#### [SET TASK]
Examine the entries and show every line in which the word "социальные" is found.

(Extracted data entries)
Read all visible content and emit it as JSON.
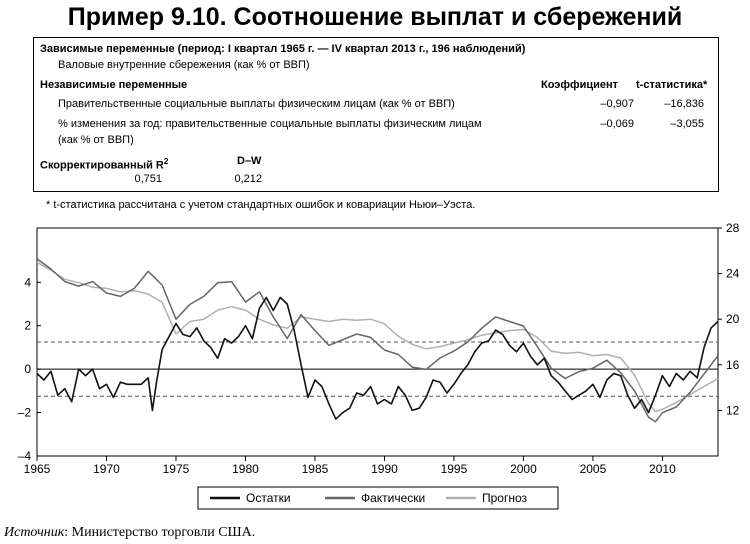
{
  "title": "Пример 9.10. Соотношение выплат и сбережений",
  "table": {
    "dependent_header": "Зависимые переменные (период: I квартал 1965 г. — IV квартал 2013 г., 196 наблюдений)",
    "dependent_var": "Валовые внутренние сбережения (как % от ВВП)",
    "independent_header": "Независимые переменные",
    "coef_header": "Коэффициент",
    "t_header": "t-статистика*",
    "rows": [
      {
        "name": "Правительственные социальные выплаты физическим лицам (как % от ВВП)",
        "name2": "",
        "coef": "–0,907",
        "t": "–16,836"
      },
      {
        "name": "% изменения за год: правительственные социальные выплаты физическим лицам",
        "name2": "(как % от ВВП)",
        "coef": "–0,069",
        "t": "–3,055"
      }
    ],
    "r2_label": "Скорректированный R",
    "r2_sup": "2",
    "r2_value": "0,751",
    "dw_label": "D–W",
    "dw_value": "0,212"
  },
  "footnote": "* t-статистика рассчитана с учетом стандартных ошибок и ковариации Ньюи–Уэста.",
  "source_label": "Источник",
  "source_text": ": Министерство торговли США.",
  "chart_data": {
    "type": "line",
    "x_ticks": [
      "1965",
      "1970",
      "1975",
      "1980",
      "1985",
      "1990",
      "1995",
      "2000",
      "2005",
      "2010"
    ],
    "xlim": [
      1965,
      2014
    ],
    "y_left": {
      "ticks": [
        "–4",
        "–2",
        "0",
        "2",
        "4"
      ],
      "lim": [
        -4,
        6.5
      ],
      "ref_lines": [
        1.25,
        -1.25
      ]
    },
    "y_right": {
      "ticks": [
        "12",
        "16",
        "20",
        "24",
        "28"
      ],
      "lim": [
        8,
        28
      ]
    },
    "grid": false,
    "legend_position": "bottom",
    "series": [
      {
        "name": "Остатки",
        "axis": "left",
        "color": "#111111",
        "width": 1.6,
        "points": [
          [
            1965.0,
            -0.2
          ],
          [
            1965.5,
            -0.5
          ],
          [
            1966.0,
            -0.1
          ],
          [
            1966.5,
            -1.2
          ],
          [
            1967.0,
            -0.9
          ],
          [
            1967.5,
            -1.5
          ],
          [
            1968.0,
            0.0
          ],
          [
            1968.5,
            -0.3
          ],
          [
            1969.0,
            0.0
          ],
          [
            1969.5,
            -0.9
          ],
          [
            1970.0,
            -0.7
          ],
          [
            1970.5,
            -1.3
          ],
          [
            1971.0,
            -0.6
          ],
          [
            1971.5,
            -0.7
          ],
          [
            1972.0,
            -0.7
          ],
          [
            1972.5,
            -0.7
          ],
          [
            1973.0,
            -0.4
          ],
          [
            1973.3,
            -1.9
          ],
          [
            1973.6,
            -0.6
          ],
          [
            1974.0,
            0.9
          ],
          [
            1974.5,
            1.5
          ],
          [
            1975.0,
            2.1
          ],
          [
            1975.5,
            1.6
          ],
          [
            1976.0,
            1.5
          ],
          [
            1976.5,
            1.9
          ],
          [
            1977.0,
            1.3
          ],
          [
            1977.5,
            1.0
          ],
          [
            1978.0,
            0.5
          ],
          [
            1978.5,
            1.4
          ],
          [
            1979.0,
            1.2
          ],
          [
            1979.5,
            1.5
          ],
          [
            1980.0,
            2.0
          ],
          [
            1980.5,
            1.4
          ],
          [
            1981.0,
            2.8
          ],
          [
            1981.5,
            3.3
          ],
          [
            1982.0,
            2.7
          ],
          [
            1982.5,
            3.3
          ],
          [
            1983.0,
            3.0
          ],
          [
            1983.5,
            1.8
          ],
          [
            1984.0,
            0.2
          ],
          [
            1984.5,
            -1.3
          ],
          [
            1985.0,
            -0.5
          ],
          [
            1985.5,
            -0.8
          ],
          [
            1986.0,
            -1.6
          ],
          [
            1986.5,
            -2.3
          ],
          [
            1987.0,
            -2.0
          ],
          [
            1987.5,
            -1.8
          ],
          [
            1988.0,
            -1.1
          ],
          [
            1988.5,
            -1.2
          ],
          [
            1989.0,
            -0.8
          ],
          [
            1989.5,
            -1.6
          ],
          [
            1990.0,
            -1.4
          ],
          [
            1990.5,
            -1.6
          ],
          [
            1991.0,
            -0.8
          ],
          [
            1991.5,
            -1.2
          ],
          [
            1992.0,
            -1.9
          ],
          [
            1992.5,
            -1.8
          ],
          [
            1993.0,
            -1.3
          ],
          [
            1993.5,
            -0.5
          ],
          [
            1994.0,
            -0.6
          ],
          [
            1994.5,
            -1.1
          ],
          [
            1995.0,
            -0.7
          ],
          [
            1995.5,
            -0.2
          ],
          [
            1996.0,
            0.2
          ],
          [
            1996.5,
            0.8
          ],
          [
            1997.0,
            1.2
          ],
          [
            1997.5,
            1.3
          ],
          [
            1998.0,
            1.8
          ],
          [
            1998.5,
            1.6
          ],
          [
            1999.0,
            1.1
          ],
          [
            1999.5,
            0.8
          ],
          [
            2000.0,
            1.2
          ],
          [
            2000.5,
            0.6
          ],
          [
            2001.0,
            0.2
          ],
          [
            2001.5,
            0.5
          ],
          [
            2002.0,
            -0.3
          ],
          [
            2002.5,
            -0.6
          ],
          [
            2003.0,
            -1.0
          ],
          [
            2003.5,
            -1.4
          ],
          [
            2004.0,
            -1.2
          ],
          [
            2004.5,
            -1.0
          ],
          [
            2005.0,
            -0.7
          ],
          [
            2005.5,
            -1.3
          ],
          [
            2006.0,
            -0.5
          ],
          [
            2006.5,
            -0.2
          ],
          [
            2007.0,
            -0.3
          ],
          [
            2007.5,
            -1.2
          ],
          [
            2008.0,
            -1.8
          ],
          [
            2008.5,
            -1.4
          ],
          [
            2009.0,
            -2.0
          ],
          [
            2009.5,
            -1.2
          ],
          [
            2010.0,
            -0.3
          ],
          [
            2010.5,
            -0.8
          ],
          [
            2011.0,
            -0.2
          ],
          [
            2011.5,
            -0.5
          ],
          [
            2012.0,
            -0.1
          ],
          [
            2012.5,
            -0.4
          ],
          [
            2013.0,
            1.0
          ],
          [
            2013.5,
            1.9
          ],
          [
            2014.0,
            2.2
          ]
        ]
      },
      {
        "name": "Фактически",
        "axis": "right",
        "color": "#666666",
        "width": 1.5,
        "points": [
          [
            1965.0,
            25.3
          ],
          [
            1966.0,
            24.4
          ],
          [
            1967.0,
            23.3
          ],
          [
            1968.0,
            22.9
          ],
          [
            1969.0,
            23.3
          ],
          [
            1970.0,
            22.3
          ],
          [
            1971.0,
            22.0
          ],
          [
            1972.0,
            22.7
          ],
          [
            1973.0,
            24.2
          ],
          [
            1974.0,
            23.0
          ],
          [
            1975.0,
            20.0
          ],
          [
            1976.0,
            21.3
          ],
          [
            1977.0,
            22.0
          ],
          [
            1978.0,
            23.2
          ],
          [
            1979.0,
            23.3
          ],
          [
            1980.0,
            21.5
          ],
          [
            1981.0,
            22.4
          ],
          [
            1982.0,
            20.2
          ],
          [
            1983.0,
            18.3
          ],
          [
            1984.0,
            20.4
          ],
          [
            1985.0,
            19.0
          ],
          [
            1986.0,
            17.7
          ],
          [
            1987.0,
            18.2
          ],
          [
            1988.0,
            18.7
          ],
          [
            1989.0,
            18.4
          ],
          [
            1990.0,
            17.3
          ],
          [
            1991.0,
            16.9
          ],
          [
            1992.0,
            15.8
          ],
          [
            1993.0,
            15.6
          ],
          [
            1994.0,
            16.6
          ],
          [
            1995.0,
            17.2
          ],
          [
            1996.0,
            18.0
          ],
          [
            1997.0,
            19.2
          ],
          [
            1998.0,
            20.2
          ],
          [
            1999.0,
            19.8
          ],
          [
            2000.0,
            19.4
          ],
          [
            2001.0,
            17.6
          ],
          [
            2002.0,
            15.7
          ],
          [
            2003.0,
            14.8
          ],
          [
            2004.0,
            15.4
          ],
          [
            2005.0,
            15.7
          ],
          [
            2006.0,
            16.4
          ],
          [
            2007.0,
            15.3
          ],
          [
            2008.0,
            13.7
          ],
          [
            2009.0,
            11.4
          ],
          [
            2009.5,
            11.0
          ],
          [
            2010.0,
            11.8
          ],
          [
            2011.0,
            12.3
          ],
          [
            2012.0,
            13.6
          ],
          [
            2013.0,
            15.2
          ],
          [
            2014.0,
            16.8
          ]
        ]
      },
      {
        "name": "Прогноз",
        "axis": "right",
        "color": "#b0b0b0",
        "width": 1.5,
        "points": [
          [
            1965.0,
            25.0
          ],
          [
            1966.0,
            24.3
          ],
          [
            1967.0,
            23.5
          ],
          [
            1968.0,
            23.2
          ],
          [
            1969.0,
            22.8
          ],
          [
            1970.0,
            22.7
          ],
          [
            1971.0,
            22.4
          ],
          [
            1972.0,
            22.5
          ],
          [
            1973.0,
            22.2
          ],
          [
            1974.0,
            21.5
          ],
          [
            1975.0,
            18.7
          ],
          [
            1976.0,
            19.8
          ],
          [
            1977.0,
            20.0
          ],
          [
            1978.0,
            20.8
          ],
          [
            1979.0,
            21.1
          ],
          [
            1980.0,
            20.8
          ],
          [
            1981.0,
            20.0
          ],
          [
            1982.0,
            19.5
          ],
          [
            1983.0,
            19.2
          ],
          [
            1984.0,
            20.2
          ],
          [
            1985.0,
            20.0
          ],
          [
            1986.0,
            19.8
          ],
          [
            1987.0,
            20.0
          ],
          [
            1988.0,
            19.9
          ],
          [
            1989.0,
            20.0
          ],
          [
            1990.0,
            19.6
          ],
          [
            1991.0,
            18.5
          ],
          [
            1992.0,
            17.8
          ],
          [
            1993.0,
            17.4
          ],
          [
            1994.0,
            17.6
          ],
          [
            1995.0,
            17.9
          ],
          [
            1996.0,
            18.2
          ],
          [
            1997.0,
            18.6
          ],
          [
            1998.0,
            18.8
          ],
          [
            1999.0,
            19.0
          ],
          [
            2000.0,
            19.1
          ],
          [
            2001.0,
            18.4
          ],
          [
            2002.0,
            17.2
          ],
          [
            2003.0,
            17.0
          ],
          [
            2004.0,
            17.1
          ],
          [
            2005.0,
            16.8
          ],
          [
            2006.0,
            16.9
          ],
          [
            2007.0,
            16.6
          ],
          [
            2008.0,
            15.1
          ],
          [
            2009.0,
            12.6
          ],
          [
            2009.5,
            11.9
          ],
          [
            2010.0,
            12.1
          ],
          [
            2011.0,
            12.7
          ],
          [
            2012.0,
            13.4
          ],
          [
            2013.0,
            14.1
          ],
          [
            2014.0,
            14.8
          ]
        ]
      }
    ]
  }
}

#### [REPLY]
        "name": "Правительственные социальные выплаты физическим лицам (как % от ВВП)",
        "name": "% изменения за год: правительственные социальные выплаты физическим лицам",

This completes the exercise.